| SET EXERCISE |
Repeat all the material exactly; pictures stay out of your copy.

| DATA FOR PROCESSING |
═══

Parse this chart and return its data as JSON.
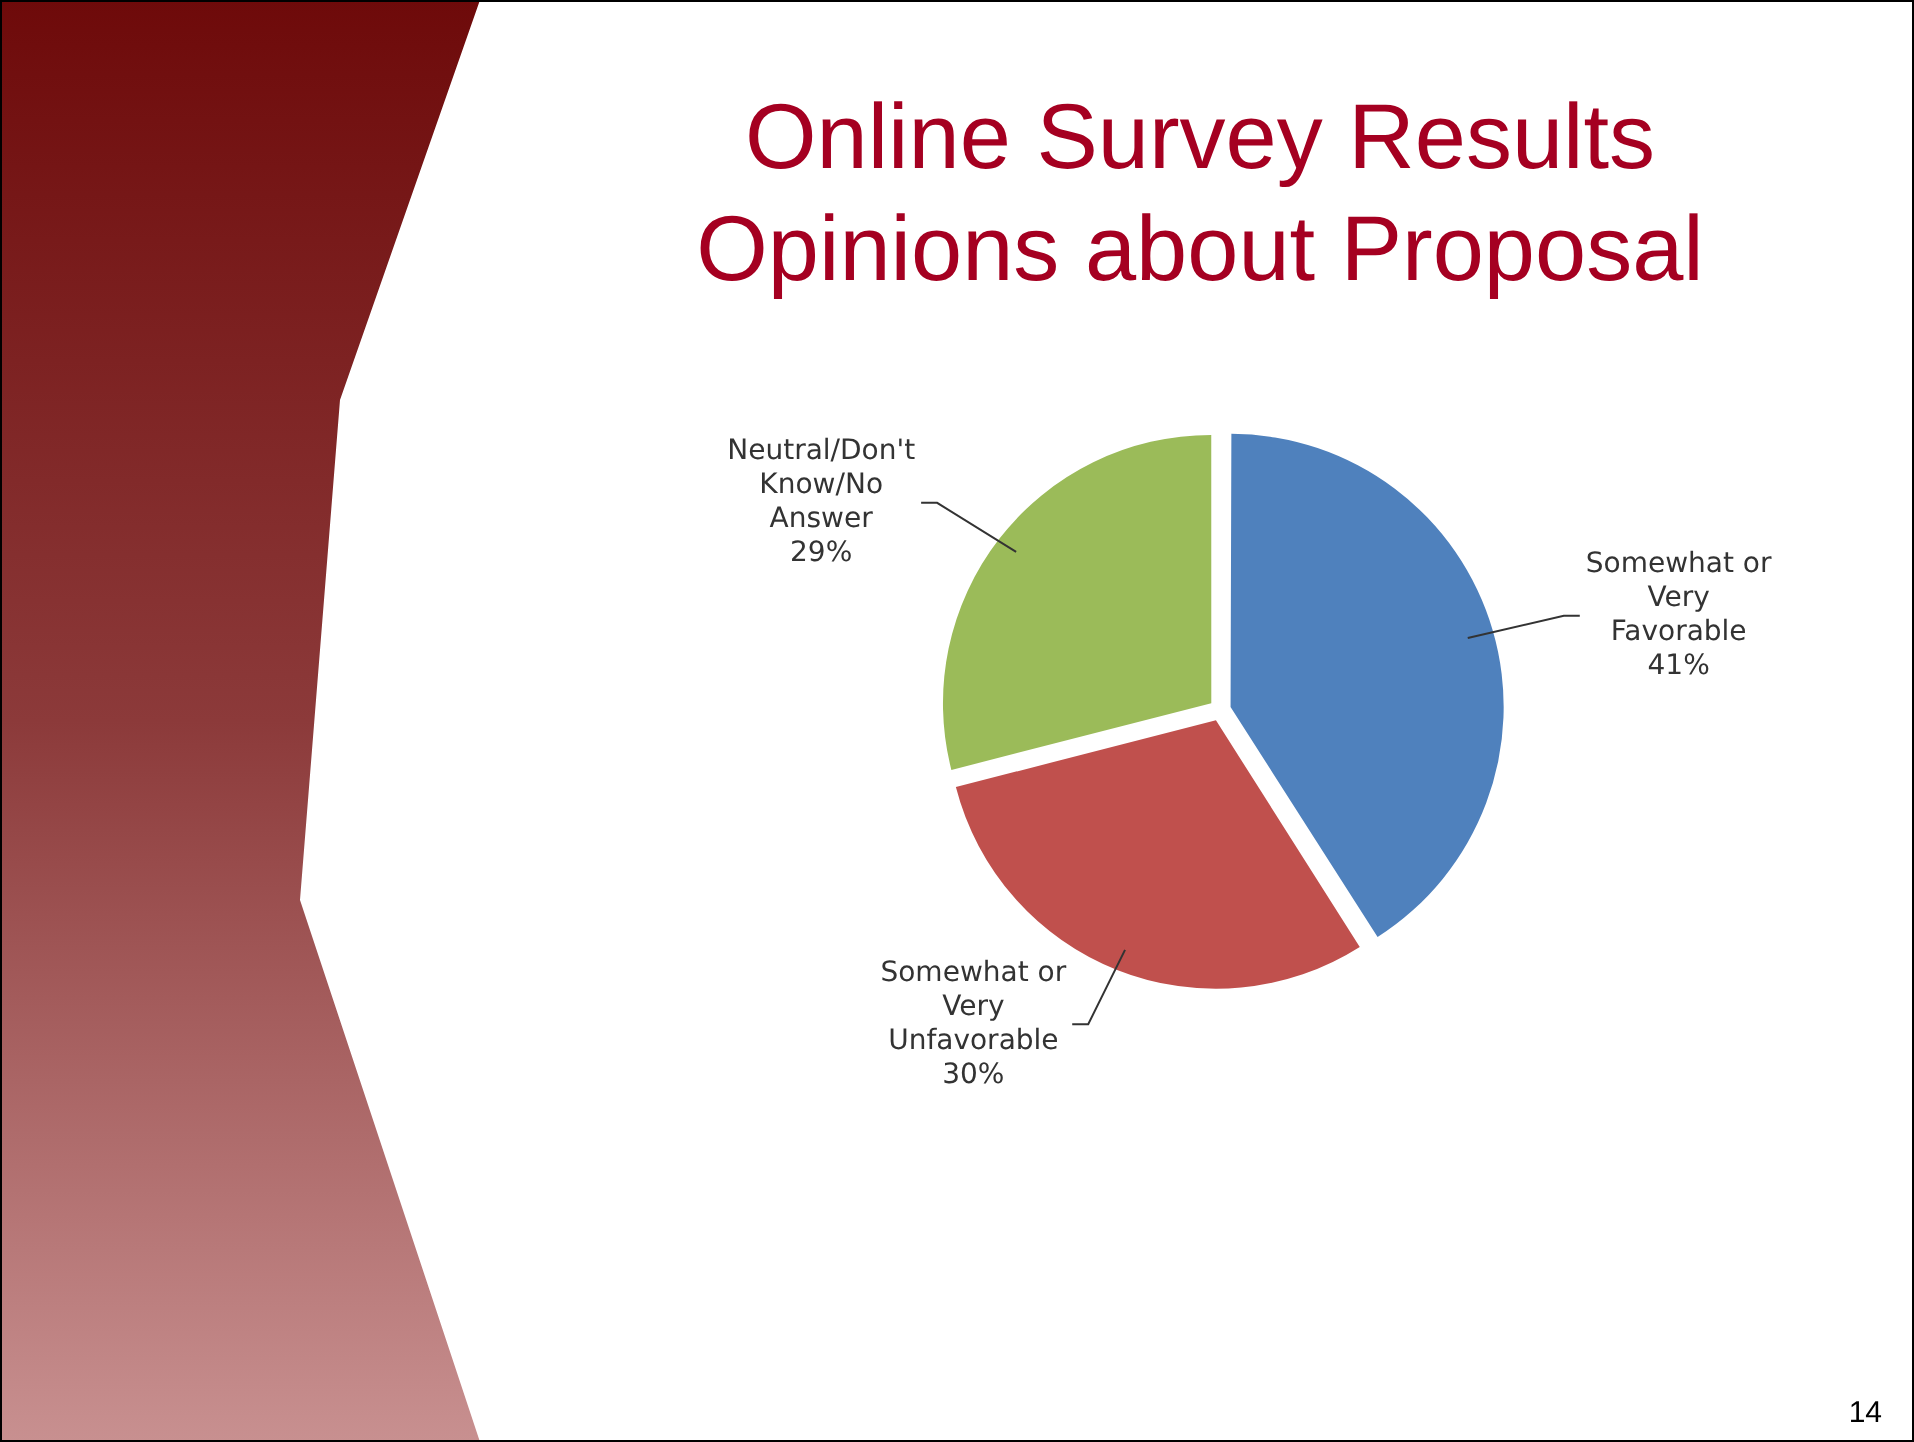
{
  "chart_data": {
    "type": "pie",
    "title": "Online Survey Results",
    "subtitle": "Opinions about Proposal",
    "categories": [
      "Somewhat or Very Favorable",
      "Somewhat or Very Unfavorable",
      "Neutral/Don't Know/No Answer"
    ],
    "values": [
      41,
      30,
      29
    ],
    "value_labels": [
      "41%",
      "30%",
      "29%"
    ],
    "colors": [
      "#4f81bd",
      "#c0504d",
      "#9bbb59"
    ],
    "legend": false,
    "annotations": [
      "14"
    ]
  }
}
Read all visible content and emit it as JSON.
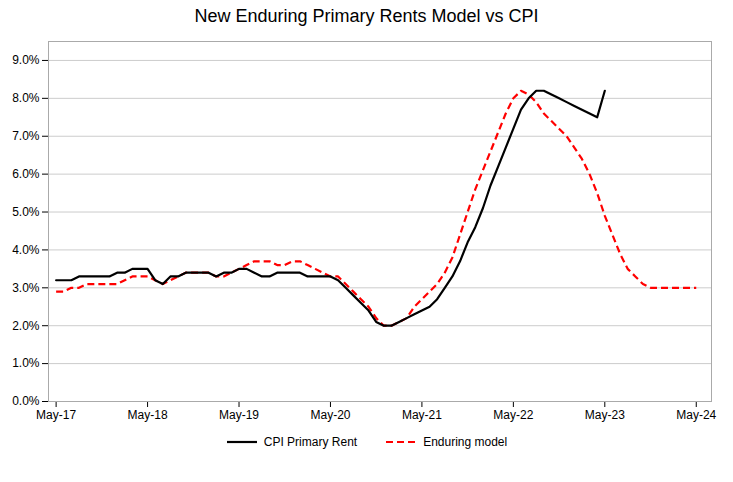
{
  "chart_data": {
    "type": "line",
    "title": "New Enduring Primary Rents Model vs CPI",
    "x": [
      0,
      1,
      2,
      3,
      4,
      5,
      6,
      7,
      8,
      9,
      10,
      11,
      12,
      13,
      14,
      15,
      16,
      17,
      18,
      19,
      20,
      21,
      22,
      23,
      24,
      25,
      26,
      27,
      28,
      29,
      30,
      31,
      32,
      33,
      34,
      35,
      36,
      37,
      38,
      39,
      40,
      41,
      42,
      43,
      44,
      45,
      46,
      47,
      48,
      49,
      50,
      51,
      52,
      53,
      54,
      55,
      56,
      57,
      58,
      59,
      60,
      61,
      62,
      63,
      64,
      65,
      66,
      67,
      68,
      69,
      70,
      71,
      72,
      73,
      74,
      75,
      76,
      77,
      78,
      79,
      80,
      81,
      82,
      83,
      84
    ],
    "series": [
      {
        "name": "CPI Primary Rent",
        "color": "#000000",
        "line_style": "solid",
        "values": [
          0.032,
          0.032,
          0.032,
          0.033,
          0.033,
          0.033,
          0.033,
          0.033,
          0.034,
          0.034,
          0.035,
          0.035,
          0.035,
          0.032,
          0.031,
          0.033,
          0.033,
          0.034,
          0.034,
          0.034,
          0.034,
          0.033,
          0.034,
          0.034,
          0.035,
          0.035,
          0.034,
          0.033,
          0.033,
          0.034,
          0.034,
          0.034,
          0.034,
          0.033,
          0.033,
          0.033,
          0.033,
          0.032,
          0.03,
          0.028,
          0.026,
          0.024,
          0.021,
          0.02,
          0.02,
          0.021,
          0.022,
          0.023,
          0.024,
          0.025,
          0.027,
          0.03,
          0.033,
          0.037,
          0.042,
          0.046,
          0.051,
          0.057,
          0.062,
          0.067,
          0.072,
          0.077,
          0.08,
          0.082,
          0.082,
          0.081,
          0.08,
          0.079,
          0.078,
          0.077,
          0.076,
          0.075,
          0.082,
          null,
          null,
          null,
          null,
          null,
          null,
          null,
          null,
          null,
          null,
          null,
          null
        ]
      },
      {
        "name": "Enduring model",
        "color": "#ff0000",
        "line_style": "dashed",
        "values": [
          0.029,
          0.029,
          0.03,
          0.03,
          0.031,
          0.031,
          0.031,
          0.031,
          0.031,
          0.032,
          0.033,
          0.033,
          0.033,
          0.032,
          0.031,
          0.032,
          0.033,
          0.034,
          0.034,
          0.034,
          0.034,
          0.033,
          0.033,
          0.034,
          0.035,
          0.036,
          0.037,
          0.037,
          0.037,
          0.036,
          0.036,
          0.037,
          0.037,
          0.036,
          0.035,
          0.034,
          0.033,
          0.033,
          0.031,
          0.029,
          0.027,
          0.025,
          0.022,
          0.02,
          0.02,
          0.021,
          0.022,
          0.025,
          0.027,
          0.029,
          0.031,
          0.034,
          0.038,
          0.044,
          0.05,
          0.056,
          0.061,
          0.066,
          0.071,
          0.076,
          0.08,
          0.082,
          0.081,
          0.079,
          0.076,
          0.074,
          0.072,
          0.07,
          0.067,
          0.064,
          0.06,
          0.055,
          0.049,
          0.044,
          0.039,
          0.035,
          0.033,
          0.031,
          0.03,
          0.03,
          0.03,
          0.03,
          0.03,
          0.03,
          0.03
        ]
      }
    ],
    "xlim": [
      -1,
      86
    ],
    "xticks": [
      {
        "value": 0,
        "label": "May-17"
      },
      {
        "value": 12,
        "label": "May-18"
      },
      {
        "value": 24,
        "label": "May-19"
      },
      {
        "value": 36,
        "label": "May-20"
      },
      {
        "value": 48,
        "label": "May-21"
      },
      {
        "value": 60,
        "label": "May-22"
      },
      {
        "value": 72,
        "label": "May-23"
      },
      {
        "value": 84,
        "label": "May-24"
      }
    ],
    "ylim": [
      0.0,
      0.095
    ],
    "yticks": [
      {
        "value": 0.0,
        "label": "0.0%"
      },
      {
        "value": 0.01,
        "label": "1.0%"
      },
      {
        "value": 0.02,
        "label": "2.0%"
      },
      {
        "value": 0.03,
        "label": "3.0%"
      },
      {
        "value": 0.04,
        "label": "4.0%"
      },
      {
        "value": 0.05,
        "label": "5.0%"
      },
      {
        "value": 0.06,
        "label": "6.0%"
      },
      {
        "value": 0.07,
        "label": "7.0%"
      },
      {
        "value": 0.08,
        "label": "8.0%"
      },
      {
        "value": 0.09,
        "label": "9.0%"
      }
    ],
    "grid": "y",
    "legend": "bottom"
  }
}
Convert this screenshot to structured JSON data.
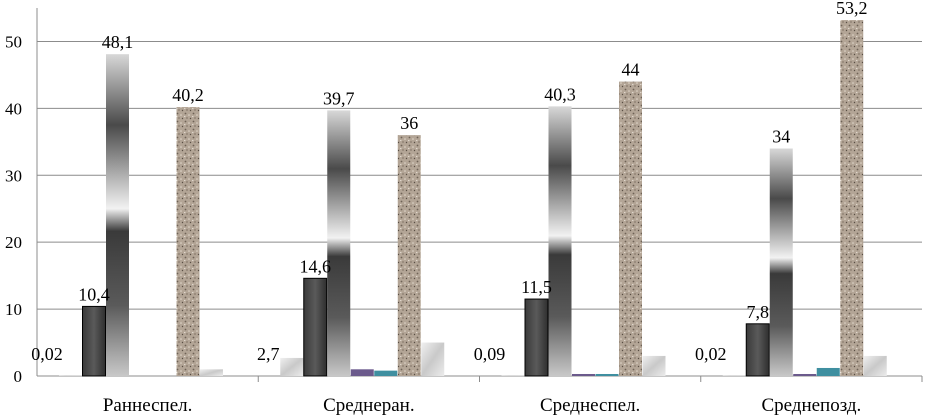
{
  "chart_data": {
    "type": "bar",
    "title": "",
    "xlabel": "",
    "ylabel": "",
    "ylim": [
      0,
      55
    ],
    "yticks": [
      0,
      10,
      20,
      30,
      40,
      50
    ],
    "grid": true,
    "categories": [
      "Раннеспел.",
      "Среднеран.",
      "Среднеспел.",
      "Среднепозд."
    ],
    "series": [
      {
        "color": "#c8c8c8",
        "values": [
          0.02,
          2.7,
          0.09,
          0.02
        ],
        "labels": [
          "0,02",
          "2,7",
          "0,09",
          "0,02"
        ]
      },
      {
        "color": "#4a4a4a",
        "values": [
          10.4,
          14.6,
          11.5,
          7.8
        ],
        "labels": [
          "10,4",
          "14,6",
          "11,5",
          "7,8"
        ]
      },
      {
        "color": "#6f6f6f",
        "values": [
          48.1,
          39.7,
          40.3,
          34
        ],
        "labels": [
          "48,1",
          "39,7",
          "40,3",
          "34"
        ]
      },
      {
        "color": "#6b5a8c",
        "values": [
          0,
          1,
          0.3,
          0.3
        ],
        "labels": [
          "",
          "",
          "",
          ""
        ]
      },
      {
        "color": "#3f8fa0",
        "values": [
          0,
          0.8,
          0.3,
          1.2
        ],
        "labels": [
          "",
          "",
          "",
          ""
        ]
      },
      {
        "color": "#a89a8a",
        "values": [
          40.2,
          36,
          44,
          53.2
        ],
        "labels": [
          "40,2",
          "36",
          "44",
          "53,2"
        ]
      },
      {
        "color": "#d8d8d8",
        "values": [
          1,
          5,
          3,
          3
        ],
        "labels": [
          "",
          "",
          "",
          ""
        ]
      }
    ]
  }
}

═══

| OUTPUT OF THE EXERCISE |
Parse this chart and return its data as JSON.
{
  "chart_data": {
    "type": "pie",
    "title": "Online Survey Results",
    "subtitle": "Opinions about Proposal",
    "categories": [
      "Somewhat or Very Favorable",
      "Somewhat or Very Unfavorable",
      "Neutral/Don't Know/No Answer"
    ],
    "values": [
      41,
      30,
      29
    ],
    "value_labels": [
      "41%",
      "30%",
      "29%"
    ],
    "colors": [
      "#4f81bd",
      "#c0504d",
      "#9bbb59"
    ],
    "legend": false,
    "annotations": [
      "14"
    ]
  }
}
Read all visible content and emit it as JSON.
{
  "chart_data": {
    "type": "line",
    "title": "New Enduring Primary Rents Model vs CPI",
    "x": [
      0,
      1,
      2,
      3,
      4,
      5,
      6,
      7,
      8,
      9,
      10,
      11,
      12,
      13,
      14,
      15,
      16,
      17,
      18,
      19,
      20,
      21,
      22,
      23,
      24,
      25,
      26,
      27,
      28,
      29,
      30,
      31,
      32,
      33,
      34,
      35,
      36,
      37,
      38,
      39,
      40,
      41,
      42,
      43,
      44,
      45,
      46,
      47,
      48,
      49,
      50,
      51,
      52,
      53,
      54,
      55,
      56,
      57,
      58,
      59,
      60,
      61,
      62,
      63,
      64,
      65,
      66,
      67,
      68,
      69,
      70,
      71,
      72,
      73,
      74,
      75,
      76,
      77,
      78,
      79,
      80,
      81,
      82,
      83,
      84
    ],
    "series": [
      {
        "name": "CPI Primary Rent",
        "color": "#000000",
        "line_style": "solid",
        "values": [
          0.032,
          0.032,
          0.032,
          0.033,
          0.033,
          0.033,
          0.033,
          0.033,
          0.034,
          0.034,
          0.035,
          0.035,
          0.035,
          0.032,
          0.031,
          0.033,
          0.033,
          0.034,
          0.034,
          0.034,
          0.034,
          0.033,
          0.034,
          0.034,
          0.035,
          0.035,
          0.034,
          0.033,
          0.033,
          0.034,
          0.034,
          0.034,
          0.034,
          0.033,
          0.033,
          0.033,
          0.033,
          0.032,
          0.03,
          0.028,
          0.026,
          0.024,
          0.021,
          0.02,
          0.02,
          0.021,
          0.022,
          0.023,
          0.024,
          0.025,
          0.027,
          0.03,
          0.033,
          0.037,
          0.042,
          0.046,
          0.051,
          0.057,
          0.062,
          0.067,
          0.072,
          0.077,
          0.08,
          0.082,
          0.082,
          0.081,
          0.08,
          0.079,
          0.078,
          0.077,
          0.076,
          0.075,
          0.082,
          null,
          null,
          null,
          null,
          null,
          null,
          null,
          null,
          null,
          null,
          null,
          null
        ]
      },
      {
        "name": "Enduring model",
        "color": "#ff0000",
        "line_style": "dashed",
        "values": [
          0.029,
          0.029,
          0.03,
          0.03,
          0.031,
          0.031,
          0.031,
          0.031,
          0.031,
          0.032,
          0.033,
          0.033,
          0.033,
          0.032,
          0.031,
          0.032,
          0.033,
          0.034,
          0.034,
          0.034,
          0.034,
          0.033,
          0.033,
          0.034,
          0.035,
          0.036,
          0.037,
          0.037,
          0.037,
          0.036,
          0.036,
          0.037,
          0.037,
          0.036,
          0.035,
          0.034,
          0.033,
          0.033,
          0.031,
          0.029,
          0.027,
          0.025,
          0.022,
          0.02,
          0.02,
          0.021,
          0.022,
          0.025,
          0.027,
          0.029,
          0.031,
          0.034,
          0.038,
          0.044,
          0.05,
          0.056,
          0.061,
          0.066,
          0.071,
          0.076,
          0.08,
          0.082,
          0.081,
          0.079,
          0.076,
          0.074,
          0.072,
          0.07,
          0.067,
          0.064,
          0.06,
          0.055,
          0.049,
          0.044,
          0.039,
          0.035,
          0.033,
          0.031,
          0.03,
          0.03,
          0.03,
          0.03,
          0.03,
          0.03,
          0.03
        ]
      }
    ],
    "xlim": [
      -1,
      86
    ],
    "xticks": [
      {
        "value": 0,
        "label": "May-17"
      },
      {
        "value": 12,
        "label": "May-18"
      },
      {
        "value": 24,
        "label": "May-19"
      },
      {
        "value": 36,
        "label": "May-20"
      },
      {
        "value": 48,
        "label": "May-21"
      },
      {
        "value": 60,
        "label": "May-22"
      },
      {
        "value": 72,
        "label": "May-23"
      },
      {
        "value": 84,
        "label": "May-24"
      }
    ],
    "ylim": [
      0.0,
      0.095
    ],
    "yticks": [
      {
        "value": 0.0,
        "label": "0.0%"
      },
      {
        "value": 0.01,
        "label": "1.0%"
      },
      {
        "value": 0.02,
        "label": "2.0%"
      },
      {
        "value": 0.03,
        "label": "3.0%"
      },
      {
        "value": 0.04,
        "label": "4.0%"
      },
      {
        "value": 0.05,
        "label": "5.0%"
      },
      {
        "value": 0.06,
        "label": "6.0%"
      },
      {
        "value": 0.07,
        "label": "7.0%"
      },
      {
        "value": 0.08,
        "label": "8.0%"
      },
      {
        "value": 0.09,
        "label": "9.0%"
      }
    ],
    "grid": "y",
    "legend": "bottom"
  }
}
Convert this screenshot to structured JSON data.
{
  "chart_data": {
    "type": "bar",
    "title": "",
    "xlabel": "",
    "ylabel": "",
    "ylim": [
      0,
      55
    ],
    "yticks": [
      0,
      10,
      20,
      30,
      40,
      50
    ],
    "grid": true,
    "categories": [
      "Раннеспел.",
      "Среднеран.",
      "Среднеспел.",
      "Среднепозд."
    ],
    "series": [
      {
        "color": "#c8c8c8",
        "values": [
          0.02,
          2.7,
          0.09,
          0.02
        ],
        "labels": [
          "0,02",
          "2,7",
          "0,09",
          "0,02"
        ]
      },
      {
        "color": "#4a4a4a",
        "values": [
          10.4,
          14.6,
          11.5,
          7.8
        ],
        "labels": [
          "10,4",
          "14,6",
          "11,5",
          "7,8"
        ]
      },
      {
        "color": "#6f6f6f",
        "values": [
          48.1,
          39.7,
          40.3,
          34
        ],
        "labels": [
          "48,1",
          "39,7",
          "40,3",
          "34"
        ]
      },
      {
        "color": "#6b5a8c",
        "values": [
          0,
          1,
          0.3,
          0.3
        ],
        "labels": [
          "",
          "",
          "",
          ""
        ]
      },
      {
        "color": "#3f8fa0",
        "values": [
          0,
          0.8,
          0.3,
          1.2
        ],
        "labels": [
          "",
          "",
          "",
          ""
        ]
      },
      {
        "color": "#a89a8a",
        "values": [
          40.2,
          36,
          44,
          53.2
        ],
        "labels": [
          "40,2",
          "36",
          "44",
          "53,2"
        ]
      },
      {
        "color": "#d8d8d8",
        "values": [
          1,
          5,
          3,
          3
        ],
        "labels": [
          "",
          "",
          "",
          ""
        ]
      }
    ]
  }
}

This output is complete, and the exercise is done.